◆ **Exercise prompt**
Where a line in the listing contains the string "bottom", copy that line out.

>> START Extracted data

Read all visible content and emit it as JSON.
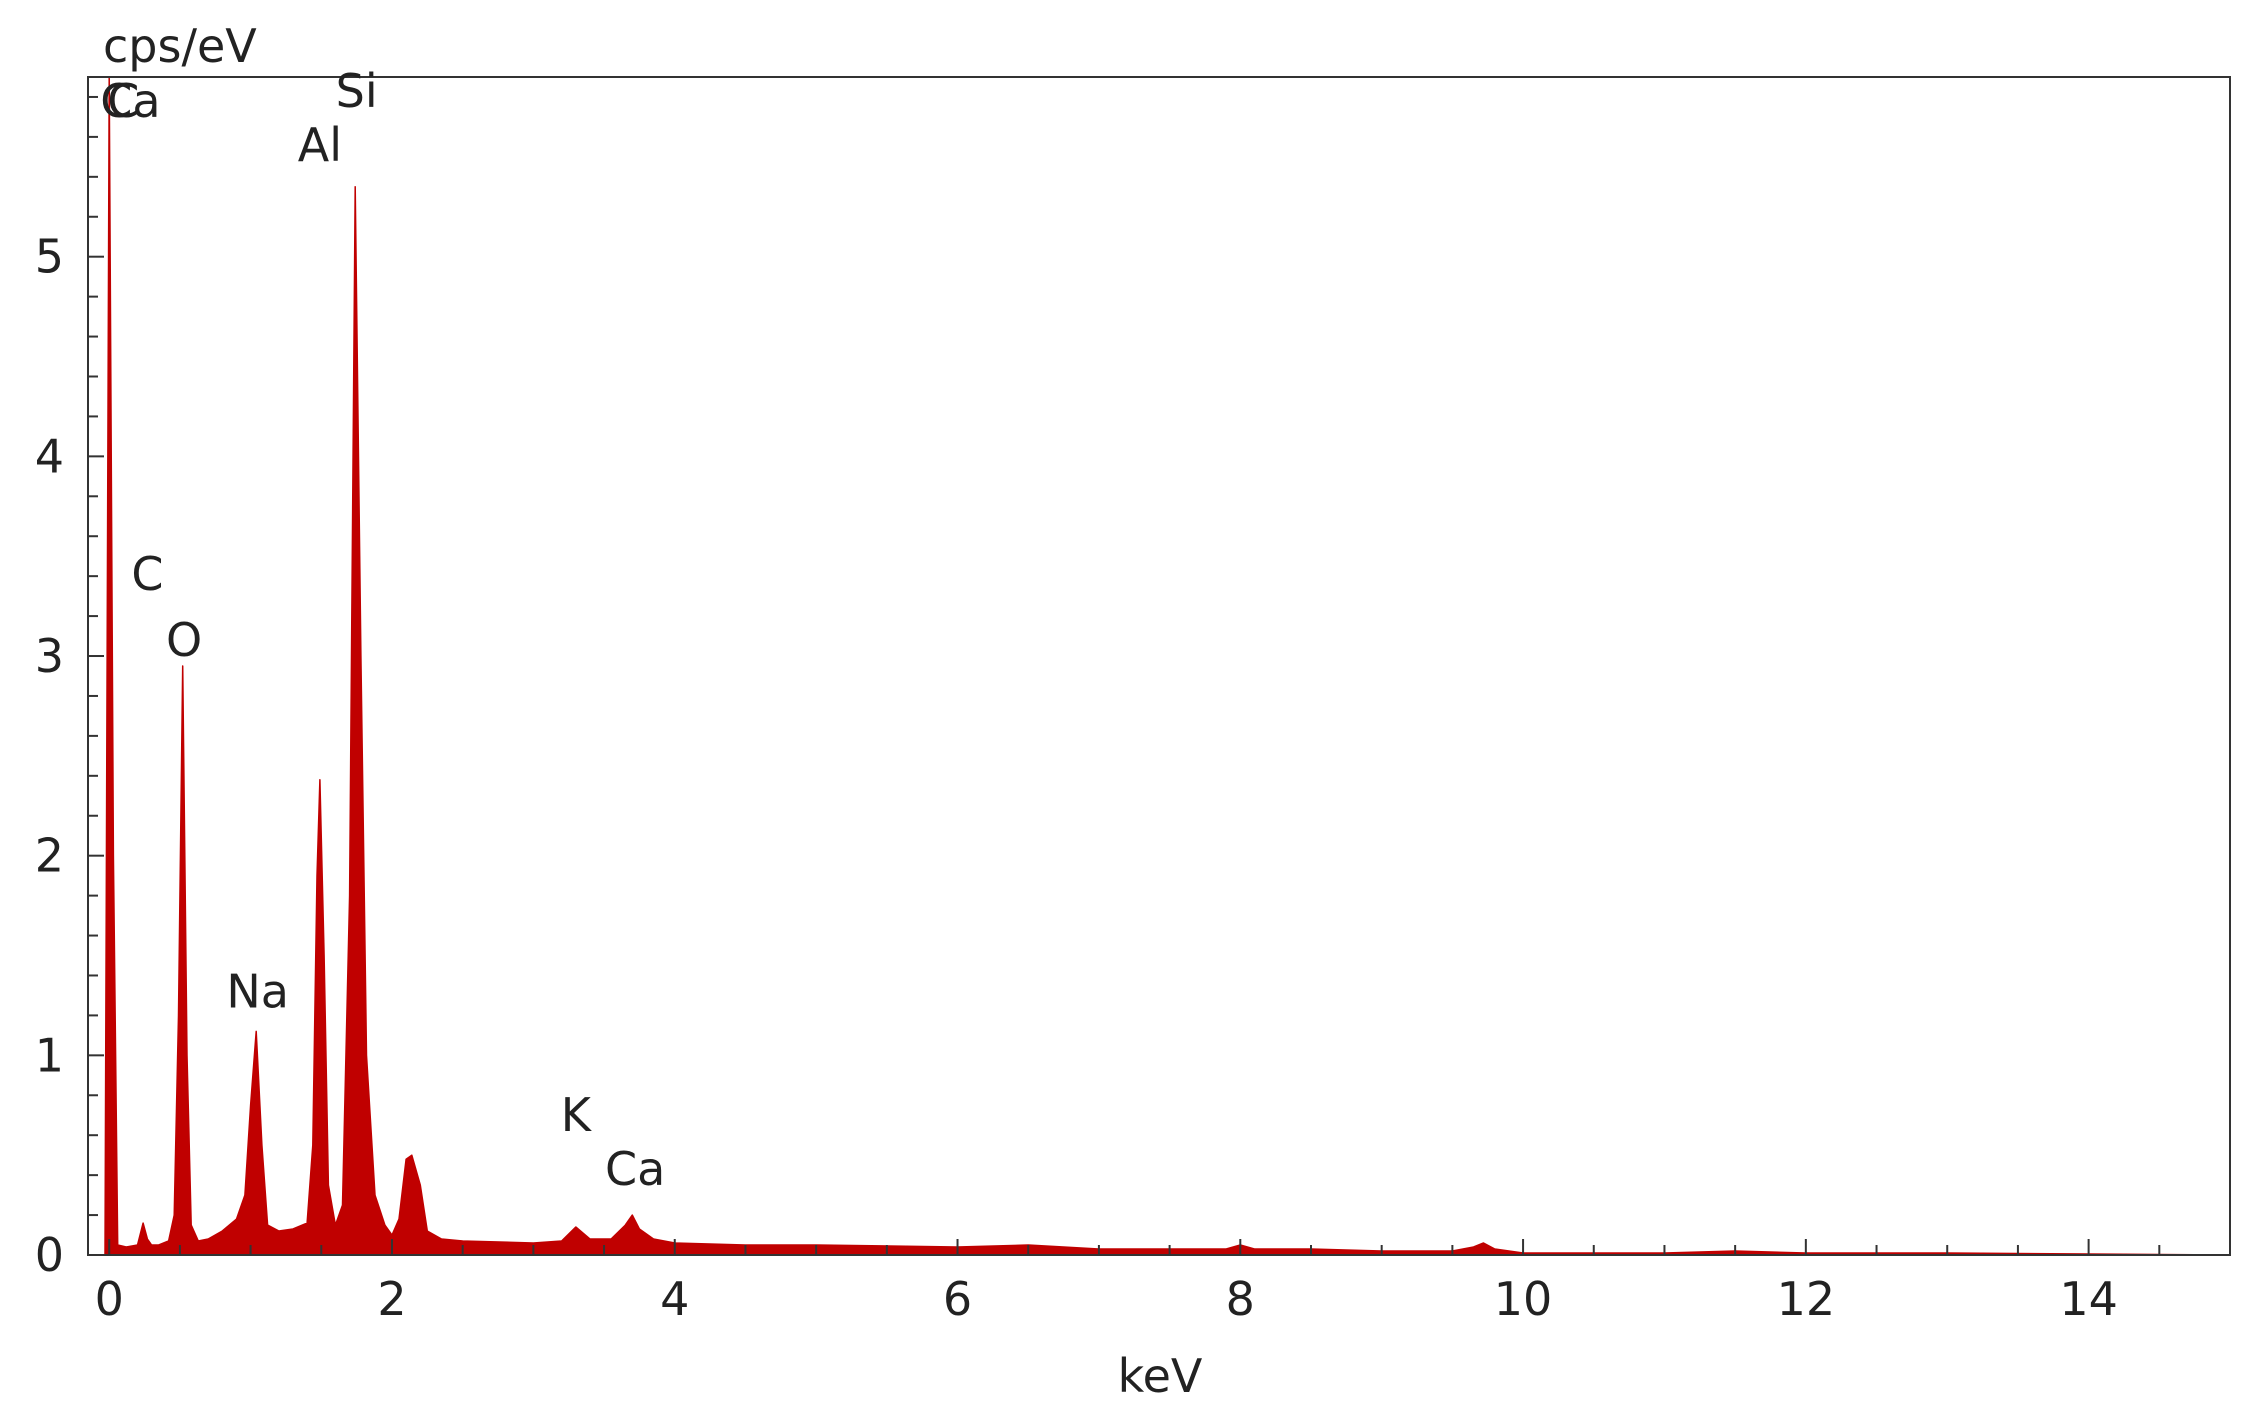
{
  "chart_data": {
    "type": "area",
    "title": "",
    "xlabel": "keV",
    "ylabel": "cps/eV",
    "xlim": [
      -0.15,
      15
    ],
    "ylim": [
      0,
      5.9
    ],
    "grid": false,
    "legend": "none",
    "xticks": [
      {
        "value": 0,
        "label": "0"
      },
      {
        "value": 2,
        "label": "2"
      },
      {
        "value": 4,
        "label": "4"
      },
      {
        "value": 6,
        "label": "6"
      },
      {
        "value": 8,
        "label": "8"
      },
      {
        "value": 10,
        "label": "10"
      },
      {
        "value": 12,
        "label": "12"
      },
      {
        "value": 14,
        "label": "14"
      }
    ],
    "yticks": [
      {
        "value": 0,
        "label": "0"
      },
      {
        "value": 1,
        "label": "1"
      },
      {
        "value": 2,
        "label": "2"
      },
      {
        "value": 3,
        "label": "3"
      },
      {
        "value": 4,
        "label": "4"
      },
      {
        "value": 5,
        "label": "5"
      }
    ],
    "series": [
      {
        "color": "#c00000",
        "x": [
          -0.03,
          0.0,
          0.03,
          0.06,
          0.12,
          0.2,
          0.24,
          0.27,
          0.3,
          0.35,
          0.42,
          0.46,
          0.49,
          0.52,
          0.55,
          0.58,
          0.63,
          0.7,
          0.8,
          0.9,
          0.96,
          1.0,
          1.04,
          1.08,
          1.12,
          1.2,
          1.3,
          1.4,
          1.44,
          1.47,
          1.49,
          1.52,
          1.55,
          1.6,
          1.65,
          1.7,
          1.74,
          1.78,
          1.82,
          1.88,
          1.95,
          2.0,
          2.05,
          2.1,
          2.14,
          2.2,
          2.25,
          2.35,
          2.5,
          3.0,
          3.2,
          3.3,
          3.4,
          3.55,
          3.65,
          3.7,
          3.75,
          3.85,
          4.0,
          4.5,
          5.0,
          6.0,
          6.5,
          7.0,
          7.5,
          7.9,
          8.0,
          8.1,
          8.5,
          9.0,
          9.5,
          9.65,
          9.72,
          9.8,
          10.0,
          10.5,
          11.0,
          11.5,
          12.0,
          13.0,
          14.0,
          15.0
        ],
        "y": [
          0.0,
          5.9,
          2.0,
          0.05,
          0.04,
          0.05,
          0.16,
          0.08,
          0.05,
          0.05,
          0.07,
          0.2,
          1.2,
          2.95,
          1.0,
          0.15,
          0.07,
          0.08,
          0.12,
          0.18,
          0.3,
          0.75,
          1.12,
          0.55,
          0.15,
          0.12,
          0.13,
          0.16,
          0.55,
          1.9,
          2.38,
          1.5,
          0.35,
          0.15,
          0.25,
          1.8,
          5.35,
          3.0,
          1.0,
          0.3,
          0.15,
          0.1,
          0.18,
          0.48,
          0.5,
          0.35,
          0.12,
          0.08,
          0.07,
          0.06,
          0.07,
          0.14,
          0.08,
          0.08,
          0.15,
          0.2,
          0.13,
          0.08,
          0.06,
          0.05,
          0.05,
          0.04,
          0.05,
          0.03,
          0.03,
          0.03,
          0.05,
          0.03,
          0.03,
          0.02,
          0.02,
          0.04,
          0.06,
          0.03,
          0.01,
          0.01,
          0.01,
          0.02,
          0.01,
          0.01,
          0.005,
          0.0
        ]
      }
    ],
    "annotations": [
      {
        "text": "C",
        "x": 0.1,
        "y": 5.7
      },
      {
        "text": "Ca",
        "x": 0.15,
        "y": 5.7
      },
      {
        "text": "Si",
        "x": 1.75,
        "y": 5.75
      },
      {
        "text": "Al",
        "x": 1.49,
        "y": 5.48
      },
      {
        "text": "C",
        "x": 0.27,
        "y": 3.33
      },
      {
        "text": "O",
        "x": 0.53,
        "y": 3.0
      },
      {
        "text": "Na",
        "x": 1.05,
        "y": 1.24
      },
      {
        "text": "K",
        "x": 3.3,
        "y": 0.62
      },
      {
        "text": "Ca",
        "x": 3.72,
        "y": 0.35
      }
    ]
  }
}
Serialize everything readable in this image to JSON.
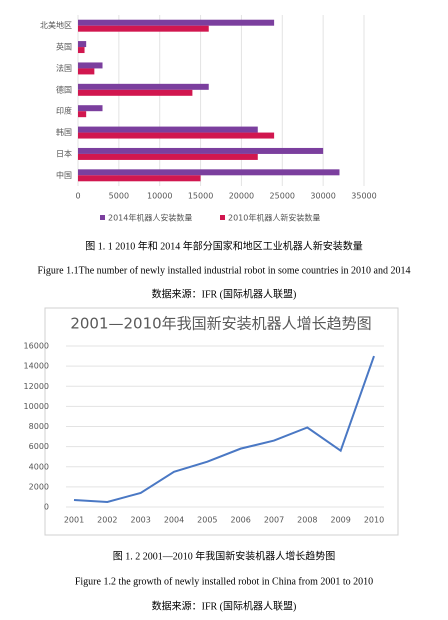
{
  "chart_data": [
    {
      "type": "hbar",
      "categories": [
        "北美地区",
        "英国",
        "法国",
        "德国",
        "印度",
        "韩国",
        "日本",
        "中国"
      ],
      "series": [
        {
          "name": "2014年机器人安装数量",
          "color": "#7b3f9e",
          "values": [
            24000,
            1000,
            3000,
            16000,
            3000,
            22000,
            30000,
            32000
          ]
        },
        {
          "name": "2010年机器人新安装数量",
          "color": "#d1174f",
          "values": [
            16000,
            800,
            2000,
            14000,
            1000,
            24000,
            22000,
            15000
          ]
        }
      ],
      "xlim": [
        0,
        35000
      ],
      "xticks": [
        0,
        5000,
        10000,
        15000,
        20000,
        25000,
        30000,
        35000
      ],
      "grid": true,
      "legend": "bottom"
    },
    {
      "type": "line",
      "title": "2001—2010年我国新安装机器人增长趋势图",
      "categories": [
        "2001",
        "2002",
        "2003",
        "2004",
        "2005",
        "2006",
        "2007",
        "2008",
        "2009",
        "2010"
      ],
      "values": [
        700,
        500,
        1400,
        3500,
        4500,
        5800,
        6600,
        7900,
        5600,
        15000
      ],
      "color": "#4a78c4",
      "ylim": [
        0,
        16000
      ],
      "yticks": [
        0,
        2000,
        4000,
        6000,
        8000,
        10000,
        12000,
        14000,
        16000
      ],
      "grid": true
    }
  ],
  "captions": [
    {
      "cn": "图 1. 1  2010 年和 2014 年部分国家和地区工业机器人新安装数量",
      "en": "Figure 1.1The number of newly installed industrial robot in some countries in 2010 and 2014",
      "source": "数据来源：IFR (国际机器人联盟)"
    },
    {
      "cn": "图 1. 2  2001—2010 年我国新安装机器人增长趋势图",
      "en": "Figure 1.2 the growth of newly installed robot in China from 2001 to 2010",
      "source": "数据来源：IFR (国际机器人联盟)"
    }
  ]
}
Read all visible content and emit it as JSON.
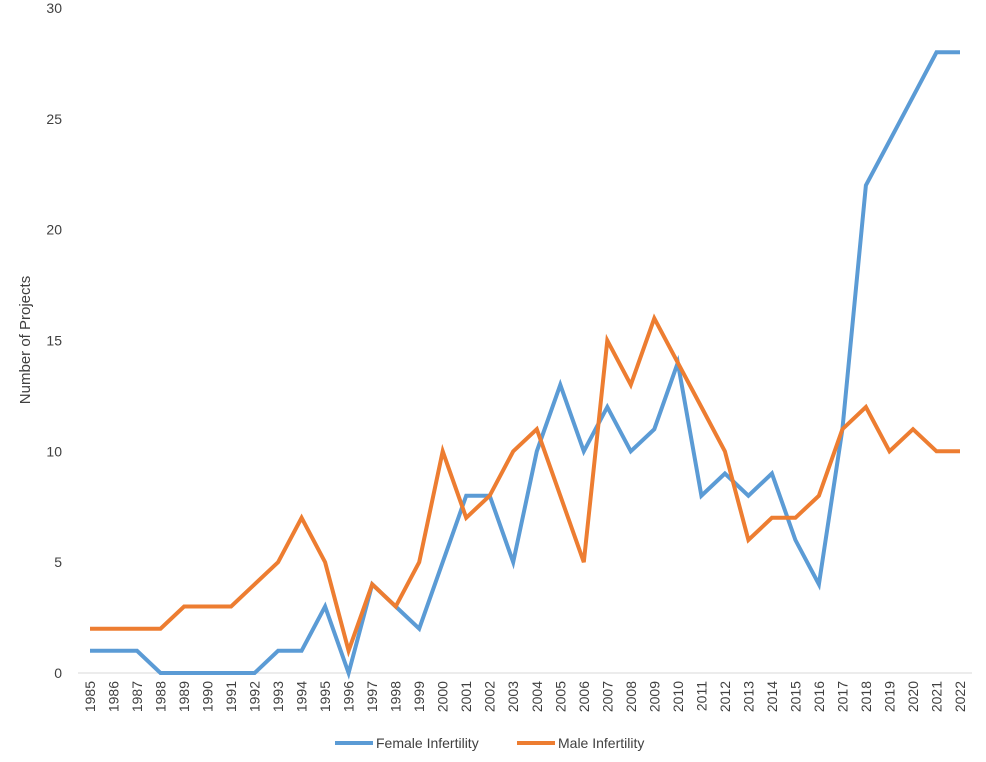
{
  "chart_data": {
    "type": "line",
    "title": "",
    "xlabel": "",
    "ylabel": "Number of Projects",
    "ylim": [
      0,
      30
    ],
    "yticks": [
      0,
      5,
      10,
      15,
      20,
      25,
      30
    ],
    "grid": false,
    "legend_position": "bottom",
    "x": [
      1985,
      1986,
      1987,
      1988,
      1989,
      1990,
      1991,
      1992,
      1993,
      1994,
      1995,
      1996,
      1997,
      1998,
      1999,
      2000,
      2001,
      2002,
      2003,
      2004,
      2005,
      2006,
      2007,
      2008,
      2009,
      2010,
      2011,
      2012,
      2013,
      2014,
      2015,
      2016,
      2017,
      2018,
      2019,
      2020,
      2021,
      2022
    ],
    "series": [
      {
        "name": "Female Infertility",
        "color": "#5b9bd5",
        "values": [
          1,
          1,
          1,
          0,
          0,
          0,
          0,
          0,
          1,
          1,
          3,
          0,
          4,
          3,
          2,
          5,
          8,
          8,
          5,
          10,
          13,
          10,
          12,
          10,
          11,
          14,
          8,
          9,
          8,
          9,
          6,
          4,
          11,
          22,
          24,
          26,
          28,
          28
        ]
      },
      {
        "name": "Male Infertility",
        "color": "#ed7d31",
        "values": [
          2,
          2,
          2,
          2,
          3,
          3,
          3,
          4,
          5,
          7,
          5,
          1,
          4,
          3,
          5,
          10,
          7,
          8,
          10,
          11,
          8,
          5,
          15,
          13,
          16,
          14,
          12,
          10,
          6,
          7,
          7,
          8,
          11,
          12,
          10,
          11,
          10,
          10
        ]
      }
    ]
  }
}
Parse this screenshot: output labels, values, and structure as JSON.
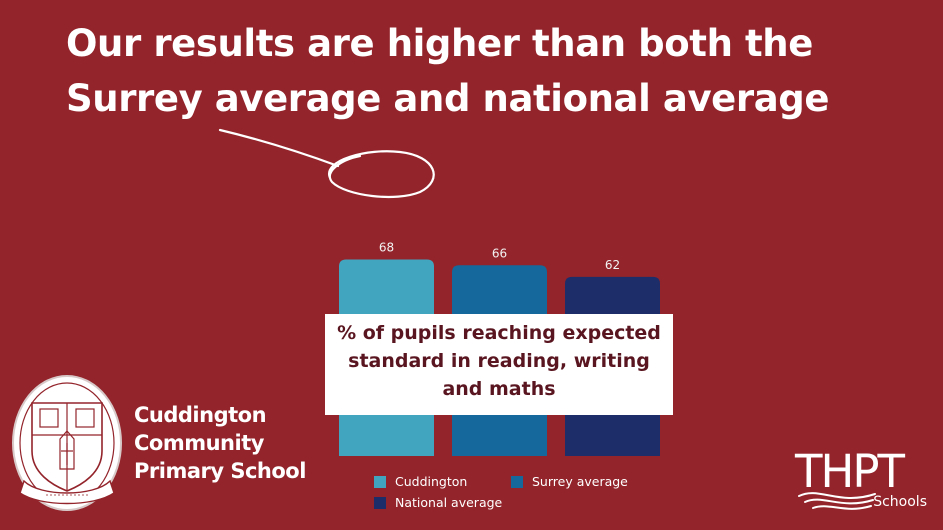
{
  "headline": "Our results are higher than both the Surrey average and national average",
  "chart_data": {
    "type": "bar",
    "categories": [
      "Cuddington",
      "Surrey average",
      "National average"
    ],
    "values": [
      68,
      66,
      62
    ],
    "colors": [
      "#41a5c0",
      "#15689b",
      "#1c2d6a"
    ],
    "ylim": [
      0,
      100
    ],
    "grid": false,
    "data_labels": true,
    "legend_position": "bottom"
  },
  "caption": {
    "lines": [
      "% of pupils reaching expected",
      "standard in reading, writing",
      "and maths"
    ]
  },
  "legend": {
    "items": [
      {
        "label": "Cuddington",
        "color": "#41a5c0"
      },
      {
        "label": "Surrey average",
        "color": "#15689b"
      },
      {
        "label": "National average",
        "color": "#1c2d6a"
      }
    ]
  },
  "school": {
    "name_lines": [
      "Cuddington",
      "Community",
      "Primary School"
    ],
    "crest_icon": "school-crest-icon"
  },
  "brand": {
    "word": "THPT",
    "sub": "Schools"
  },
  "colors": {
    "background": "#93242b",
    "caption_text": "#5a1620"
  }
}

>> END Extracted data

◆ **Result of this task**
      "legend": "bottom"
    "legend_position": "bottom",
    "legend_position": "bottom"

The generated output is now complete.